→ TASK OBJECTIVE
Exclude any images and output the remaining records exactly.

→ DATASET RECORDS
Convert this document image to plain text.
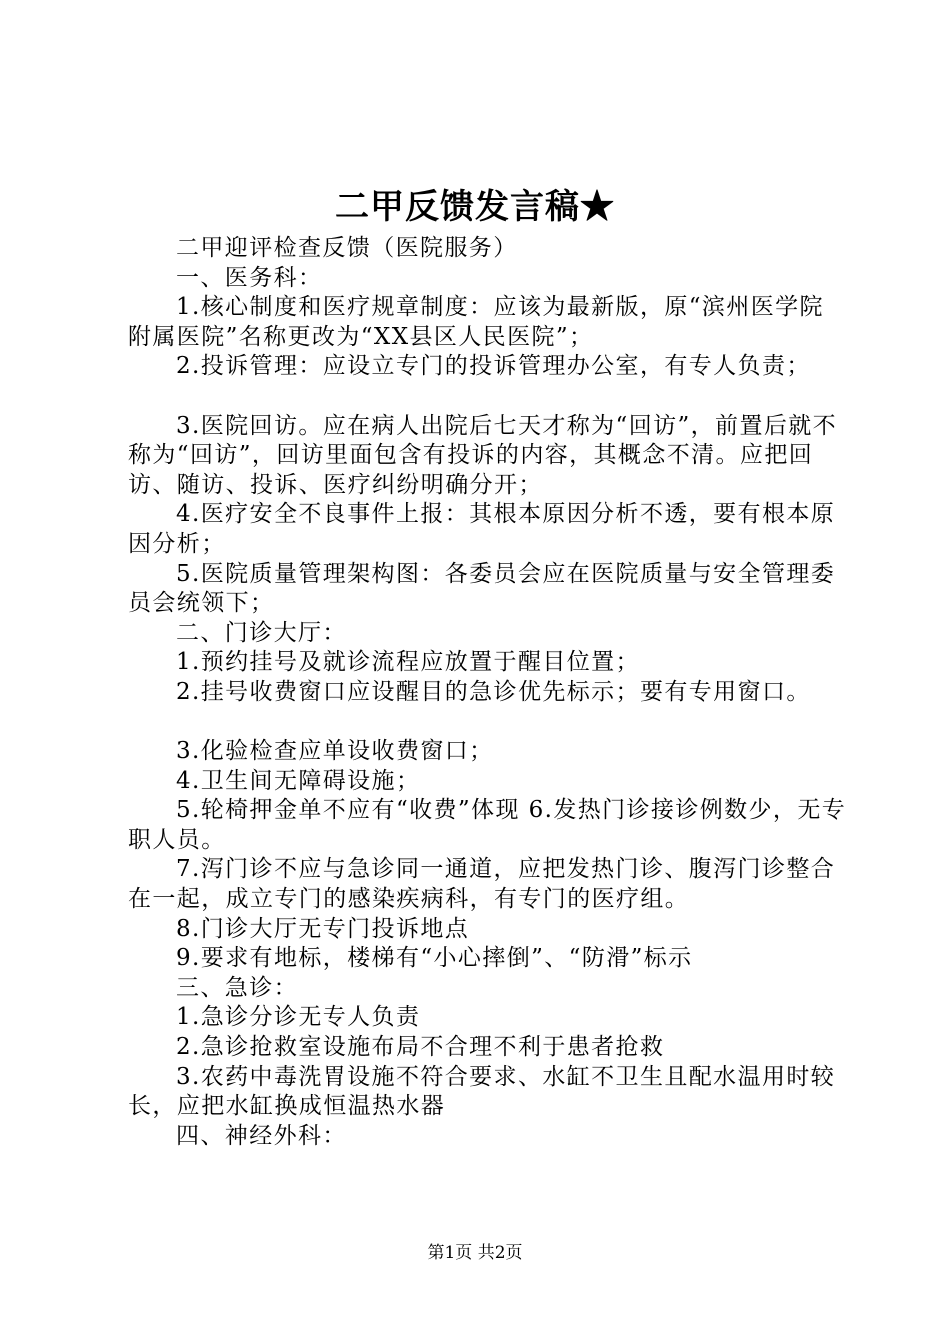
二甲反馈发言稿★

二甲迎评检查反馈（医院服务）

一、医务科：

1.核心制度和医疗规章制度：应该为最新版，原“滨州医学院附属医院”名称更改为“XX县区人民医院”；

2.投诉管理：应设立专门的投诉管理办公室，有专人负责；

3.医院回访。应在病人出院后七天才称为“回访”，前置后就不称为“回访”，回访里面包含有投诉的内容，其概念不清。应把回访、随访、投诉、医疗纠纷明确分开；

4.医疗安全不良事件上报：其根本原因分析不透，要有根本原因分析；

5.医院质量管理架构图：各委员会应在医院质量与安全管理委员会统领下；

二、门诊大厅：

1.预约挂号及就诊流程应放置于醒目位置；

2.挂号收费窗口应设醒目的急诊优先标示；要有专用窗口。

3.化验检查应单设收费窗口；

4.卫生间无障碍设施；

5.轮椅押金单不应有“收费”体现 6.发热门诊接诊例数少，无专职人员。

7.泻门诊不应与急诊同一通道，应把发热门诊、腹泻门诊整合在一起，成立专门的感染疾病科，有专门的医疗组。

8.门诊大厅无专门投诉地点

9.要求有地标，楼梯有“小心摔倒”、“防滑”标示

三、急诊：

1.急诊分诊无专人负责

2.急诊抢救室设施布局不合理不利于患者抢救

3.农药中毒洗胃设施不符合要求、水缸不卫生且配水温用时较长，应把水缸换成恒温热水器

四、神经外科：

第1页 共2页
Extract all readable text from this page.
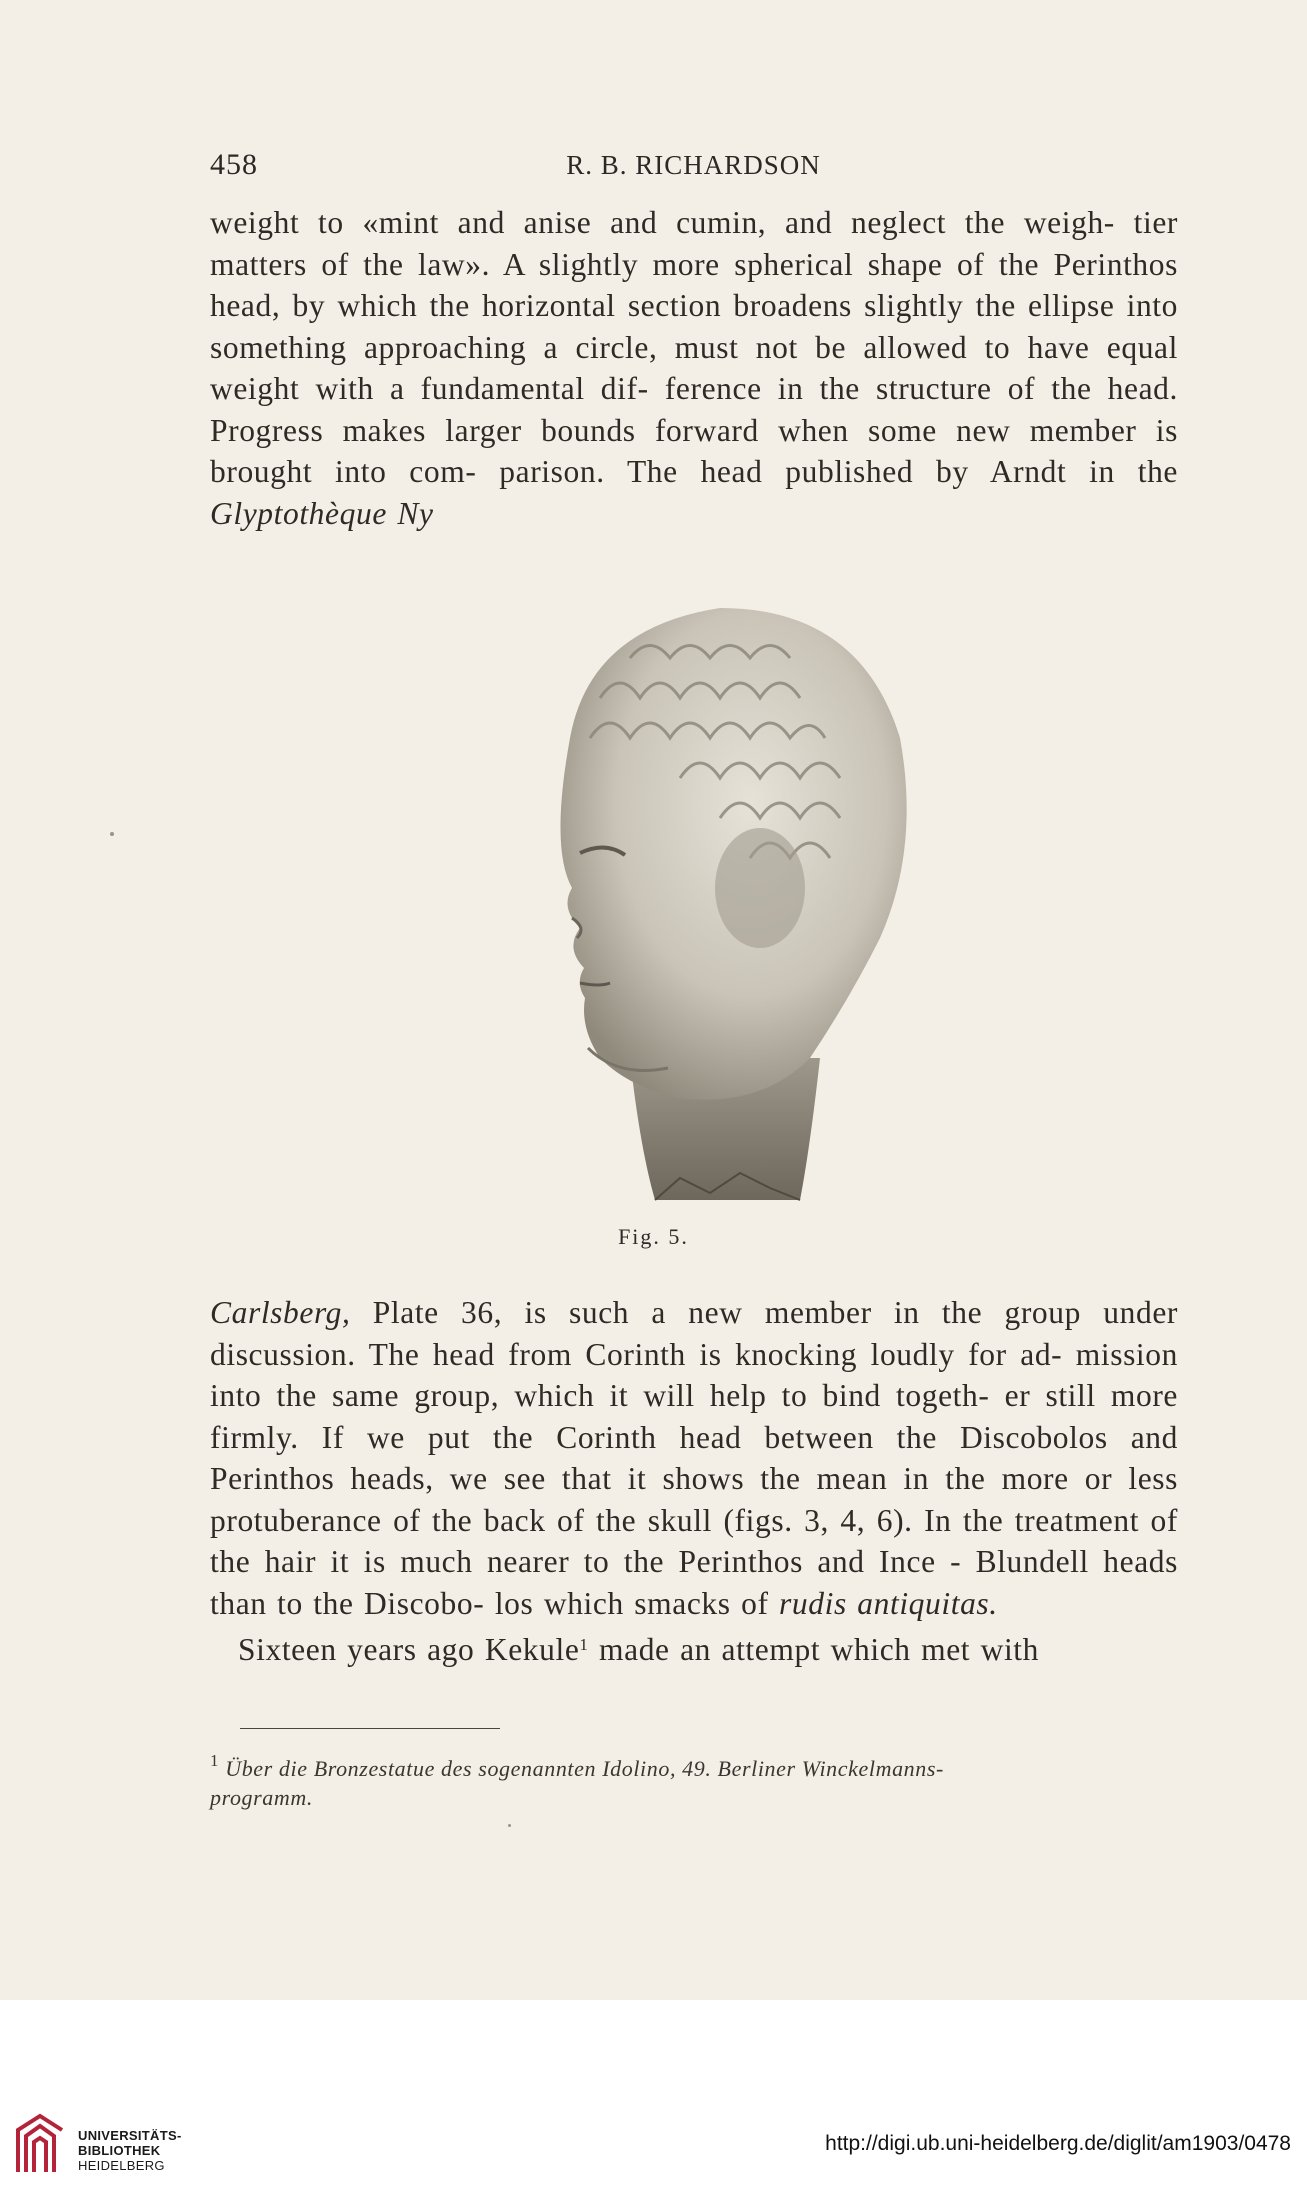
458	R. B. RICHARDSON
weight to «mint and anise and cumin, and neglect the weigh- tier matters of the law». A slightly more spherical shape of the Perinthos head, by which the horizontal section broadens slightly the ellipse into something approaching a circle, must not be allowed to have equal weight with a fundamental dif- ference in the structure of the head. Progress makes larger bounds forward when some new member is brought into com- parison. The head published by Arndt in the Glyptothèque Ny
Fig. 5.
Carlsberg, Plate 36, is such a new member in the group under discussion. The head from Corinth is knocking loudly for ad- mission into the same group, which it will help to bind togeth- er still more firmly. If we put the Corinth head between the Discobolos and Perinthos heads, we see that it shows the mean in the more or less protuberance of the back of the skull (figs. 3, 4, 6). In the treatment of the hair it is much nearer to the Perinthos and Ince - Blundell heads than to the Discobo- los which smacks of rudis antiquitas.
Sixteen years ago Kekule$^1$ made an attempt which met with
$^1$ Über die Bronzestatue des sogenannten Idolino, 49. Berliner Winckelmanns-
programm.
UNIVERSITÄTS-
BIBLIOTHEK
HEIDELBERG
http://digi.ub.uni-heidelberg.de/diglit/am1903/0478
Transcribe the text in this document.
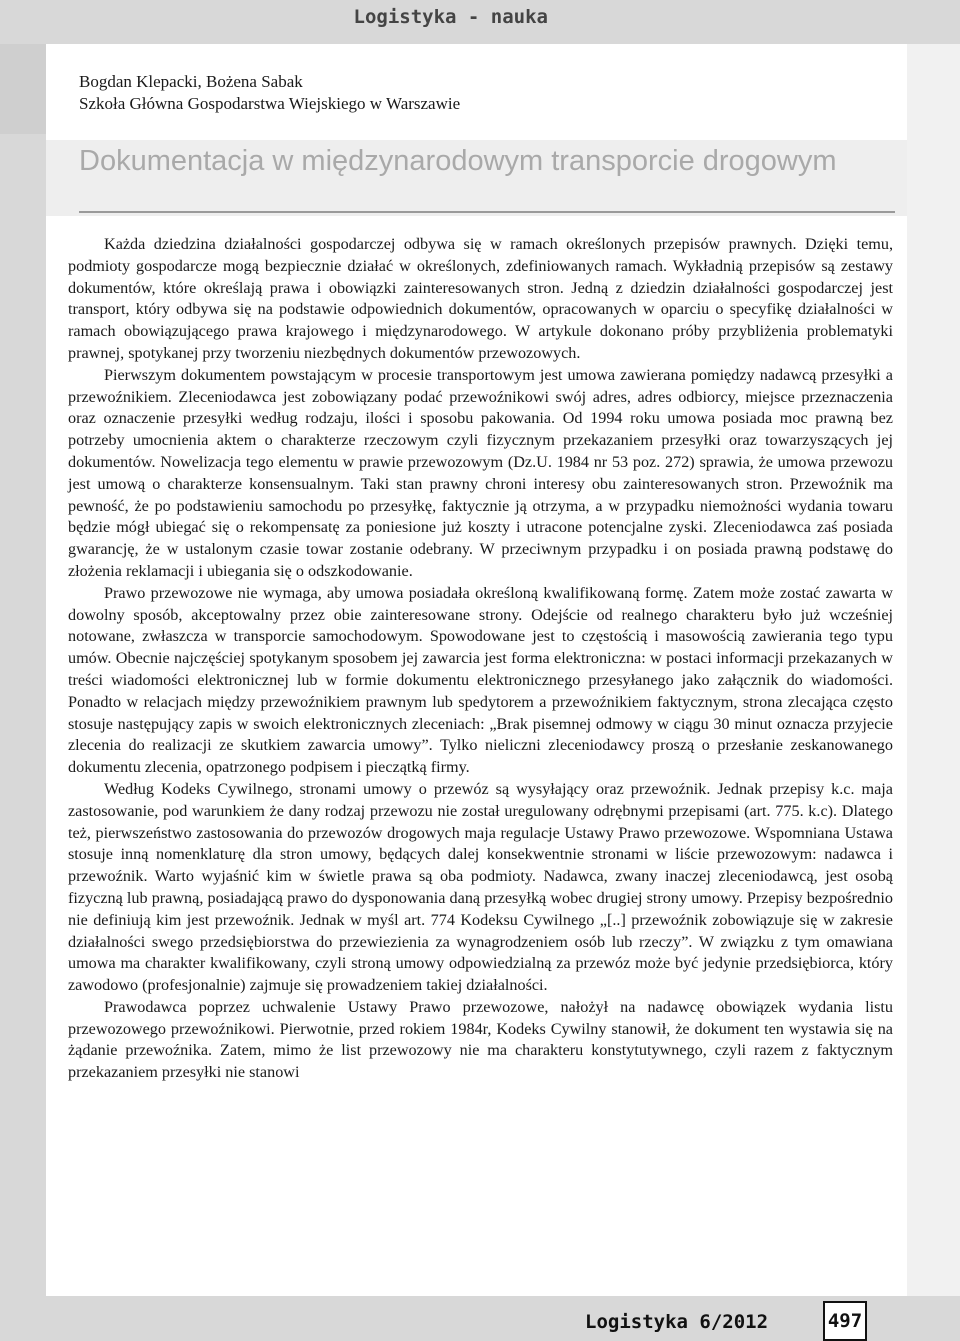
Logistyka - nauka
Bogdan Klepacki, Bożena Sabak
Szkoła Główna Gospodarstwa Wiejskiego w Warszawie
Dokumentacja w międzynarodowym transporcie drogowym

Każda dziedzina działalności gospodarczej odbywa się w ramach określonych przepisów prawnych. Dzięki temu, podmioty gospodarcze mogą bezpiecznie działać w określonych, zdefiniowanych ramach. Wykładnią przepisów są zestawy dokumentów, które określają prawa i obowiązki zainteresowanych stron. Jedną z dziedzin działalności gospodarczej jest transport, który odbywa się na podstawie odpowiednich dokumentów, opracowanych w oparciu o specyfikę działalności w ramach obowiązującego prawa krajowego i międzynarodowego. W artykule dokonano próby przybliżenia problematyki prawnej, spotykanej przy tworzeniu niezbędnych dokumentów przewozowych.

Pierwszym dokumentem powstającym w procesie transportowym jest umowa zawierana pomiędzy nadawcą przesyłki a przewoźnikiem. Zleceniodawca jest zobowiązany podać przewoźnikowi swój adres, adres odbiorcy, miejsce przeznaczenia oraz oznaczenie przesyłki według rodzaju, ilości i sposobu pakowania. Od 1994 roku umowa posiada moc prawną bez potrzeby umocnienia aktem o charakterze rzeczowym czyli fizycznym przekazaniem przesyłki oraz towarzyszących jej dokumentów. Nowelizacja tego elementu w prawie przewozowym (Dz.U. 1984 nr 53 poz. 272) sprawia, że umowa przewozu jest umową o charakterze konsensualnym. Taki stan prawny chroni interesy obu zainteresowanych stron. Przewoźnik ma pewność, że po podstawieniu samochodu po przesyłkę, faktycznie ją otrzyma, a w przypadku niemożności wydania towaru będzie mógł ubiegać się o rekompensatę za poniesione już koszty i utracone potencjalne zyski. Zleceniodawca zaś posiada gwarancję, że w ustalonym czasie towar zostanie odebrany. W przeciwnym przypadku i on posiada prawną podstawę do złożenia reklamacji i ubiegania się o odszkodowanie.

Prawo przewozowe nie wymaga, aby umowa posiadała określoną kwalifikowaną formę. Zatem może zostać zawarta w dowolny sposób, akceptowalny przez obie zainteresowane strony. Odejście od realnego charakteru było już wcześniej notowane, zwłaszcza w transporcie samochodowym. Spowodowane jest to częstością i masowością zawierania tego typu umów. Obecnie najczęściej spotykanym sposobem jej zawarcia jest forma elektroniczna: w postaci informacji przekazanych w treści wiadomości elektronicznej lub w formie dokumentu elektronicznego przesyłanego jako załącznik do wiadomości. Ponadto w relacjach między przewoźnikiem prawnym lub spedytorem a przewoźnikiem faktycznym, strona zlecająca często stosuje następujący zapis w swoich elektronicznych zleceniach: „Brak pisemnej odmowy w ciągu 30 minut oznacza przyjecie zlecenia do realizacji ze skutkiem zawarcia umowy”. Tylko nieliczni zleceniodawcy proszą o przesłanie zeskanowanego dokumentu zlecenia, opatrzonego podpisem i pieczątką firmy.

Według Kodeks Cywilnego, stronami umowy o przewóz są wysyłający oraz przewoźnik. Jednak przepisy k.c. maja zastosowanie, pod warunkiem że dany rodzaj przewozu nie został uregulowany odrębnymi przepisami (art. 775. k.c). Dlatego też, pierwszeństwo zastosowania do przewozów drogowych maja regulacje Ustawy Prawo przewozowe. Wspomniana Ustawa stosuje inną nomenklaturę dla stron umowy, będących dalej konsekwentnie stronami w liście przewozowym: nadawca i przewoźnik. Warto wyjaśnić kim w świetle prawa są oba podmioty. Nadawca, zwany inaczej zleceniodawcą, jest osobą fizyczną lub prawną, posiadającą prawo do dysponowania daną przesyłką wobec drugiej strony umowy. Przepisy bezpośrednio nie definiują kim jest przewoźnik. Jednak w myśl art. 774 Kodeksu Cywilnego „[..] przewoźnik zobowiązuje się w zakresie działalności swego przedsiębiorstwa do przewiezienia za wynagrodzeniem osób lub rzeczy”. W związku z tym omawiana umowa ma charakter kwalifikowany, czyli stroną umowy odpowiedzialną za przewóz może być jedynie przedsiębiorca, który zawodowo (profesjonalnie) zajmuje się prowadzeniem takiej działalności.

Prawodawca poprzez uchwalenie Ustawy Prawo przewozowe, nałożył na nadawcę obowiązek wydania listu przewozowego przewoźnikowi. Pierwotnie, przed rokiem 1984r, Kodeks Cywilny stanowił, że dokument ten wystawia się na żądanie przewoźnika. Zatem, mimo że list przewozowy nie ma charakteru konstytutywnego, czyli razem z faktycznym przekazaniem przesyłki nie stanowi

Logistyka 6/2012	497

→ SOLUTION FOR THIS PROBLEM
Convert this document image to plain text.
二甲反馈发言稿★

二甲迎评检查反馈（医院服务）

一、医务科：

1.核心制度和医疗规章制度：应该为最新版，原“滨州医学院附属医院”名称更改为“XX县区人民医院”；

2.投诉管理：应设立专门的投诉管理办公室，有专人负责；

3.医院回访。应在病人出院后七天才称为“回访”，前置后就不称为“回访”，回访里面包含有投诉的内容，其概念不清。应把回访、随访、投诉、医疗纠纷明确分开；

4.医疗安全不良事件上报：其根本原因分析不透，要有根本原因分析；

5.医院质量管理架构图：各委员会应在医院质量与安全管理委员会统领下；

二、门诊大厅：

1.预约挂号及就诊流程应放置于醒目位置；

2.挂号收费窗口应设醒目的急诊优先标示；要有专用窗口。

3.化验检查应单设收费窗口；

4.卫生间无障碍设施；

5.轮椅押金单不应有“收费”体现 6.发热门诊接诊例数少，无专职人员。

7.泻门诊不应与急诊同一通道，应把发热门诊、腹泻门诊整合在一起，成立专门的感染疾病科，有专门的医疗组。

8.门诊大厅无专门投诉地点

9.要求有地标，楼梯有“小心摔倒”、“防滑”标示

三、急诊：

1.急诊分诊无专人负责

2.急诊抢救室设施布局不合理不利于患者抢救

3.农药中毒洗胃设施不符合要求、水缸不卫生且配水温用时较长，应把水缸换成恒温热水器

四、神经外科：

第1页 共2页
Extract all readable text from this page.
458	R. B. RICHARDSON
weight to «mint and anise and cumin, and neglect the weigh- tier matters of the law». A slightly more spherical shape of the Perinthos head, by which the horizontal section broadens slightly the ellipse into something approaching a circle, must not be allowed to have equal weight with a fundamental dif- ference in the structure of the head. Progress makes larger bounds forward when some new member is brought into com- parison. The head published by Arndt in the Glyptothèque Ny
Fig. 5.
Carlsberg, Plate 36, is such a new member in the group under discussion. The head from Corinth is knocking loudly for ad- mission into the same group, which it will help to bind togeth- er still more firmly. If we put the Corinth head between the Discobolos and Perinthos heads, we see that it shows the mean in the more or less protuberance of the back of the skull (figs. 3, 4, 6). In the treatment of the hair it is much nearer to the Perinthos and Ince - Blundell heads than to the Discobo- los which smacks of rudis antiquitas.
Sixteen years ago Kekule$^1$ made an attempt which met with
$^1$ Über die Bronzestatue des sogenannten Idolino, 49. Berliner Winckelmanns-
programm.
UNIVERSITÄTS-
BIBLIOTHEK
HEIDELBERG
http://digi.ub.uni-heidelberg.de/diglit/am1903/0478
Transcribe the text in this document.
Logistyka - nauka
Bogdan Klepacki, Bożena Sabak
Szkoła Główna Gospodarstwa Wiejskiego w Warszawie
Dokumentacja w międzynarodowym transporcie drogowym

Każda dziedzina działalności gospodarczej odbywa się w ramach określonych przepisów prawnych. Dzięki temu, podmioty gospodarcze mogą bezpiecznie działać w określonych, zdefiniowanych ramach. Wykładnią przepisów są zestawy dokumentów, które określają prawa i obowiązki zainteresowanych stron. Jedną z dziedzin działalności gospodarczej jest transport, który odbywa się na podstawie odpowiednich dokumentów, opracowanych w oparciu o specyfikę działalności w ramach obowiązującego prawa krajowego i międzynarodowego. W artykule dokonano próby przybliżenia problematyki prawnej, spotykanej przy tworzeniu niezbędnych dokumentów przewozowych.

Pierwszym dokumentem powstającym w procesie transportowym jest umowa zawierana pomiędzy nadawcą przesyłki a przewoźnikiem. Zleceniodawca jest zobowiązany podać przewoźnikowi swój adres, adres odbiorcy, miejsce przeznaczenia oraz oznaczenie przesyłki według rodzaju, ilości i sposobu pakowania. Od 1994 roku umowa posiada moc prawną bez potrzeby umocnienia aktem o charakterze rzeczowym czyli fizycznym przekazaniem przesyłki oraz towarzyszących jej dokumentów. Nowelizacja tego elementu w prawie przewozowym (Dz.U. 1984 nr 53 poz. 272) sprawia, że umowa przewozu jest umową o charakterze konsensualnym. Taki stan prawny chroni interesy obu zainteresowanych stron. Przewoźnik ma pewność, że po podstawieniu samochodu po przesyłkę, faktycznie ją otrzyma, a w przypadku niemożności wydania towaru będzie mógł ubiegać się o rekompensatę za poniesione już koszty i utracone potencjalne zyski. Zleceniodawca zaś posiada gwarancję, że w ustalonym czasie towar zostanie odebrany. W przeciwnym przypadku i on posiada prawną podstawę do złożenia reklamacji i ubiegania się o odszkodowanie.

Prawo przewozowe nie wymaga, aby umowa posiadała określoną kwalifikowaną formę. Zatem może zostać zawarta w dowolny sposób, akceptowalny przez obie zainteresowane strony. Odejście od realnego charakteru było już wcześniej notowane, zwłaszcza w transporcie samochodowym. Spowodowane jest to częstością i masowością zawierania tego typu umów. Obecnie najczęściej spotykanym sposobem jej zawarcia jest forma elektroniczna: w postaci informacji przekazanych w treści wiadomości elektronicznej lub w formie dokumentu elektronicznego przesyłanego jako załącznik do wiadomości. Ponadto w relacjach między przewoźnikiem prawnym lub spedytorem a przewoźnikiem faktycznym, strona zlecająca często stosuje następujący zapis w swoich elektronicznych zleceniach: „Brak pisemnej odmowy w ciągu 30 minut oznacza przyjecie zlecenia do realizacji ze skutkiem zawarcia umowy”. Tylko nieliczni zleceniodawcy proszą o przesłanie zeskanowanego dokumentu zlecenia, opatrzonego podpisem i pieczątką firmy.

Według Kodeks Cywilnego, stronami umowy o przewóz są wysyłający oraz przewoźnik. Jednak przepisy k.c. maja zastosowanie, pod warunkiem że dany rodzaj przewozu nie został uregulowany odrębnymi przepisami (art. 775. k.c). Dlatego też, pierwszeństwo zastosowania do przewozów drogowych maja regulacje Ustawy Prawo przewozowe. Wspomniana Ustawa stosuje inną nomenklaturę dla stron umowy, będących dalej konsekwentnie stronami w liście przewozowym: nadawca i przewoźnik. Warto wyjaśnić kim w świetle prawa są oba podmioty. Nadawca, zwany inaczej zleceniodawcą, jest osobą fizyczną lub prawną, posiadającą prawo do dysponowania daną przesyłką wobec drugiej strony umowy. Przepisy bezpośrednio nie definiują kim jest przewoźnik. Jednak w myśl art. 774 Kodeksu Cywilnego „[..] przewoźnik zobowiązuje się w zakresie działalności swego przedsiębiorstwa do przewiezienia za wynagrodzeniem osób lub rzeczy”. W związku z tym omawiana umowa ma charakter kwalifikowany, czyli stroną umowy odpowiedzialną za przewóz może być jedynie przedsiębiorca, który zawodowo (profesjonalnie) zajmuje się prowadzeniem takiej działalności.

Prawodawca poprzez uchwalenie Ustawy Prawo przewozowe, nałożył na nadawcę obowiązek wydania listu przewozowego przewoźnikowi. Pierwotnie, przed rokiem 1984r, Kodeks Cywilny stanowił, że dokument ten wystawia się na żądanie przewoźnika. Zatem, mimo że list przewozowy nie ma charakteru konstytutywnego, czyli razem z faktycznym przekazaniem przesyłki nie stanowi

Logistyka 6/2012	497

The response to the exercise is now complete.